_The request_:
Return the whole listing, line for line, without the pictures in it.

######

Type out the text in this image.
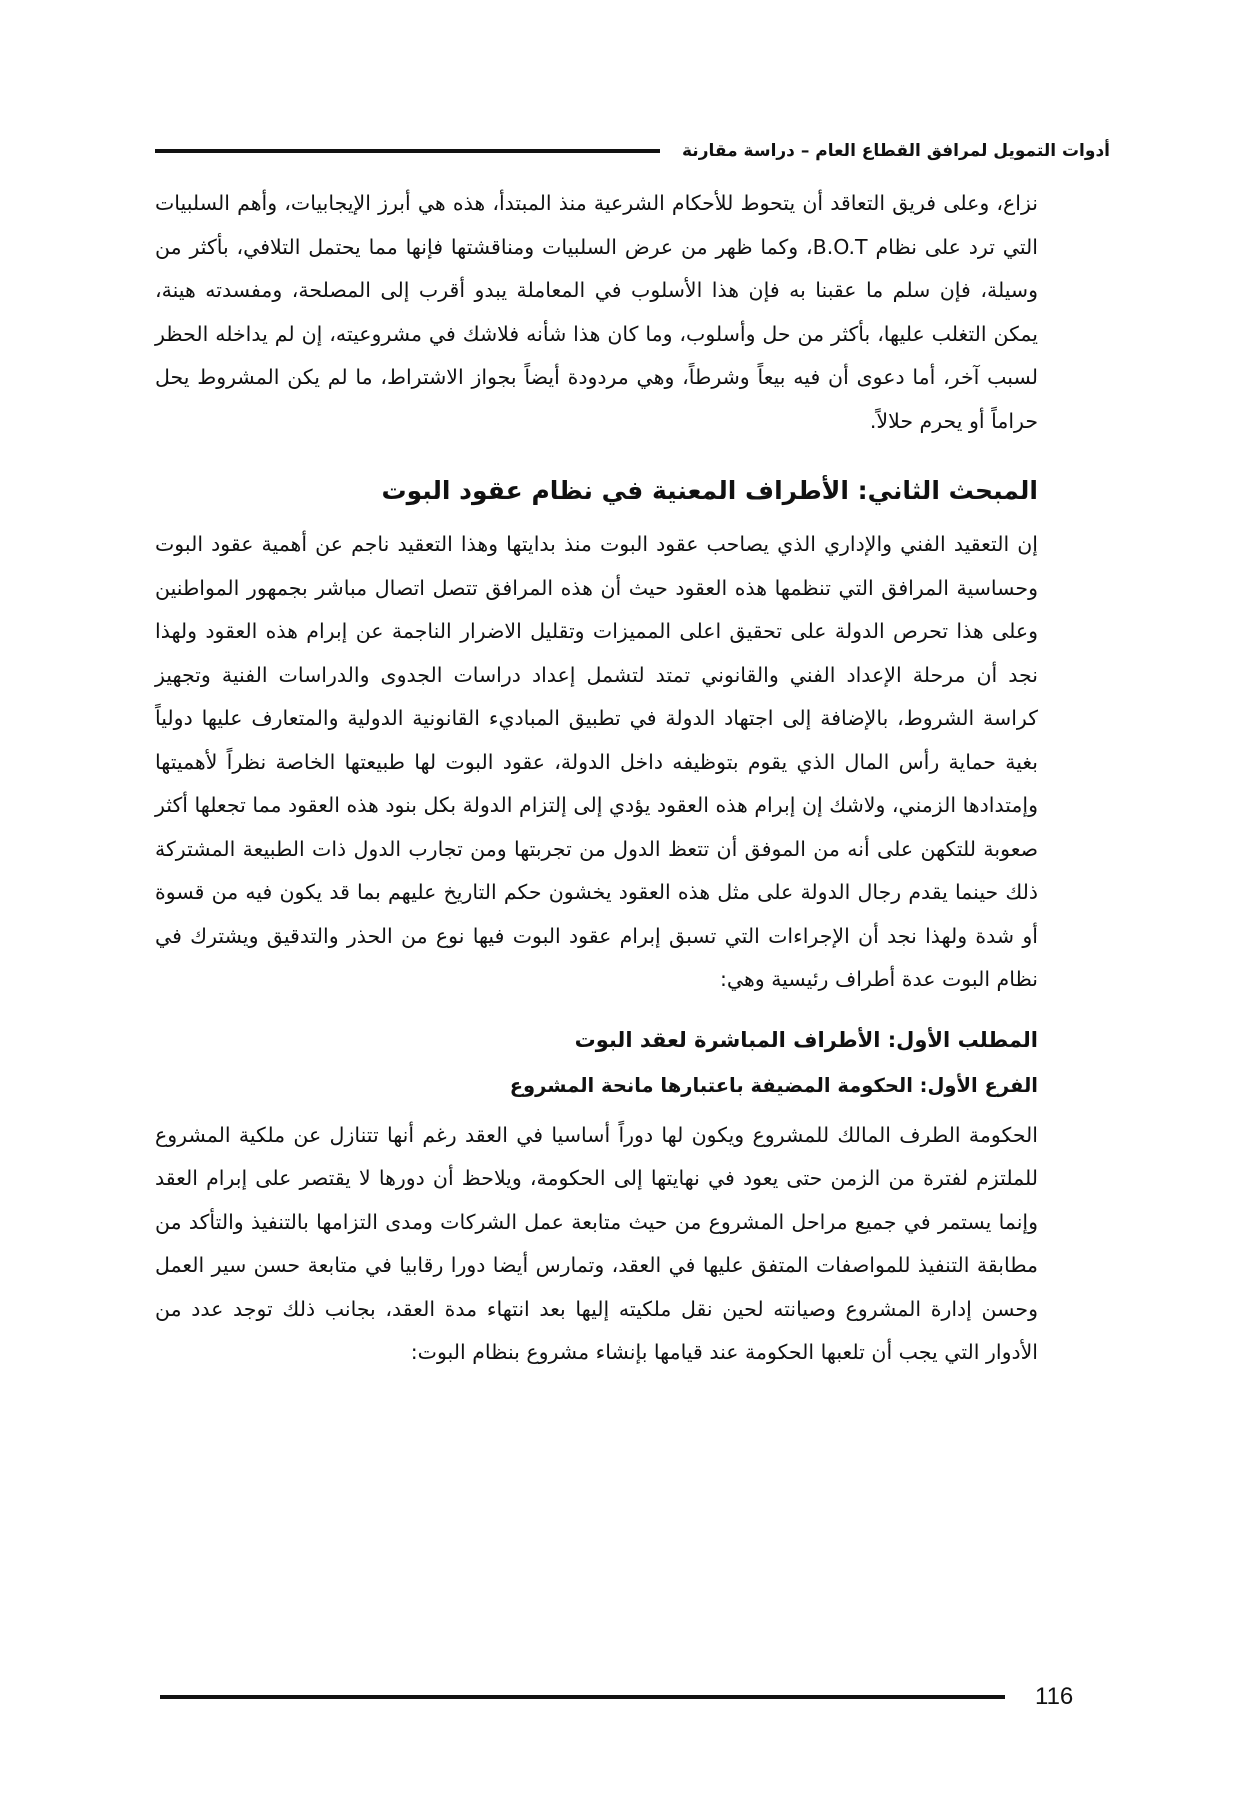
أدوات التمويل لمرافق القطاع العام – دراسة مقارنة

نزاع، وعلى فريق التعاقد أن يتحوط للأحكام الشرعية منذ المبتدأ، هذه هي أبرز الإيجابيات، وأهم السلبيات التي ترد على نظام B.O.T، وكما ظهر من عرض السلبيات ومناقشتها فإنها مما يحتمل التلافي، بأكثر من وسيلة، فإن سلم ما عقبنا به فإن هذا الأسلوب في المعاملة يبدو أقرب إلى المصلحة، ومفسدته هينة، يمكن التغلب عليها، بأكثر من حل وأسلوب، وما كان هذا شأنه فلاشك في مشروعيته، إن لم يداخله الحظر لسبب آخر، أما دعوى أن فيه بيعاً وشرطاً، وهي مردودة أيضاً بجواز الاشتراط، ما لم يكن المشروط يحل حراماً أو يحرم حلالاً.

المبحث الثاني: الأطراف المعنية في نظام عقود البوت

إن التعقيد الفني والإداري الذي يصاحب عقود البوت منذ بدايتها وهذا التعقيد ناجم عن أهمية عقود البوت وحساسية المرافق التي تنظمها هذه العقود حيث أن هذه المرافق تتصل اتصال مباشر بجمهور المواطنين وعلى هذا تحرص الدولة على تحقيق اعلى المميزات وتقليل الاضرار الناجمة عن إبرام هذه العقود ولهذا نجد أن مرحلة الإعداد الفني والقانوني تمتد لتشمل إعداد دراسات الجدوى والدراسات الفنية وتجهيز كراسة الشروط، بالإضافة إلى اجتهاد الدولة في تطبيق المباديء القانونية الدولية والمتعارف عليها دولياً بغية حماية رأس المال الذي يقوم بتوظيفه داخل الدولة، عقود البوت لها طبيعتها الخاصة نظراً لأهميتها وإمتدادها الزمني، ولاشك إن إبرام هذه العقود يؤدي إلى إلتزام الدولة بكل بنود هذه العقود مما تجعلها أكثر صعوبة للتكهن على أنه من الموفق أن تتعظ الدول من تجربتها ومن تجارب الدول ذات الطبيعة المشتركة ذلك حينما يقدم رجال الدولة على مثل هذه العقود يخشون حكم التاريخ عليهم بما قد يكون فيه من قسوة أو شدة ولهذا نجد أن الإجراءات التي تسبق إبرام عقود البوت فيها نوع من الحذر والتدقيق ويشترك في نظام البوت عدة أطراف رئيسية وهي:

المطلب الأول: الأطراف المباشرة لعقد البوت
الفرع الأول: الحكومة المضيفة باعتبارها مانحة المشروع

الحكومة الطرف المالك للمشروع ويكون لها دوراً أساسيا في العقد رغم أنها تتنازل عن ملكية المشروع للملتزم لفترة من الزمن حتى يعود في نهايتها إلى الحكومة، ويلاحظ أن دورها لا يقتصر على إبرام العقد وإنما يستمر في جميع مراحل المشروع من حيث متابعة عمل الشركات ومدى التزامها بالتنفيذ والتأكد من مطابقة التنفيذ للمواصفات المتفق عليها في العقد، وتمارس أيضا دورا رقابيا في متابعة حسن سير العمل وحسن إدارة المشروع وصيانته لحين نقل ملكيته إليها بعد انتهاء مدة العقد، بجانب ذلك توجد عدد من الأدوار التي يجب أن تلعبها الحكومة عند قيامها بإنشاء مشروع بنظام البوت:

116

######

_Reply to the task_:
Type out the text in this image.
أدوات التمويل لمرافق القطاع العام – دراسة مقارنة

نزاع، وعلى فريق التعاقد أن يتحوط للأحكام الشرعية منذ المبتدأ، هذه هي أبرز الإيجابيات، وأهم السلبيات التي ترد على نظام B.O.T، وكما ظهر من عرض السلبيات ومناقشتها فإنها مما يحتمل التلافي، بأكثر من وسيلة، فإن سلم ما عقبنا به فإن هذا الأسلوب في المعاملة يبدو أقرب إلى المصلحة، ومفسدته هينة، يمكن التغلب عليها، بأكثر من حل وأسلوب، وما كان هذا شأنه فلاشك في مشروعيته، إن لم يداخله الحظر لسبب آخر، أما دعوى أن فيه بيعاً وشرطاً، وهي مردودة أيضاً بجواز الاشتراط، ما لم يكن المشروط يحل حراماً أو يحرم حلالاً.

المبحث الثاني: الأطراف المعنية في نظام عقود البوت

إن التعقيد الفني والإداري الذي يصاحب عقود البوت منذ بدايتها وهذا التعقيد ناجم عن أهمية عقود البوت وحساسية المرافق التي تنظمها هذه العقود حيث أن هذه المرافق تتصل اتصال مباشر بجمهور المواطنين وعلى هذا تحرص الدولة على تحقيق اعلى المميزات وتقليل الاضرار الناجمة عن إبرام هذه العقود ولهذا نجد أن مرحلة الإعداد الفني والقانوني تمتد لتشمل إعداد دراسات الجدوى والدراسات الفنية وتجهيز كراسة الشروط، بالإضافة إلى اجتهاد الدولة في تطبيق المباديء القانونية الدولية والمتعارف عليها دولياً بغية حماية رأس المال الذي يقوم بتوظيفه داخل الدولة، عقود البوت لها طبيعتها الخاصة نظراً لأهميتها وإمتدادها الزمني، ولاشك إن إبرام هذه العقود يؤدي إلى إلتزام الدولة بكل بنود هذه العقود مما تجعلها أكثر صعوبة للتكهن على أنه من الموفق أن تتعظ الدول من تجربتها ومن تجارب الدول ذات الطبيعة المشتركة ذلك حينما يقدم رجال الدولة على مثل هذه العقود يخشون حكم التاريخ عليهم بما قد يكون فيه من قسوة أو شدة ولهذا نجد أن الإجراءات التي تسبق إبرام عقود البوت فيها نوع من الحذر والتدقيق ويشترك في نظام البوت عدة أطراف رئيسية وهي:

المطلب الأول: الأطراف المباشرة لعقد البوت
الفرع الأول: الحكومة المضيفة باعتبارها مانحة المشروع

الحكومة الطرف المالك للمشروع ويكون لها دوراً أساسيا في العقد رغم أنها تتنازل عن ملكية المشروع للملتزم لفترة من الزمن حتى يعود في نهايتها إلى الحكومة، ويلاحظ أن دورها لا يقتصر على إبرام العقد وإنما يستمر في جميع مراحل المشروع من حيث متابعة عمل الشركات ومدى التزامها بالتنفيذ والتأكد من مطابقة التنفيذ للمواصفات المتفق عليها في العقد، وتمارس أيضا دورا رقابيا في متابعة حسن سير العمل وحسن إدارة المشروع وصيانته لحين نقل ملكيته إليها بعد انتهاء مدة العقد، بجانب ذلك توجد عدد من الأدوار التي يجب أن تلعبها الحكومة عند قيامها بإنشاء مشروع بنظام البوت:

116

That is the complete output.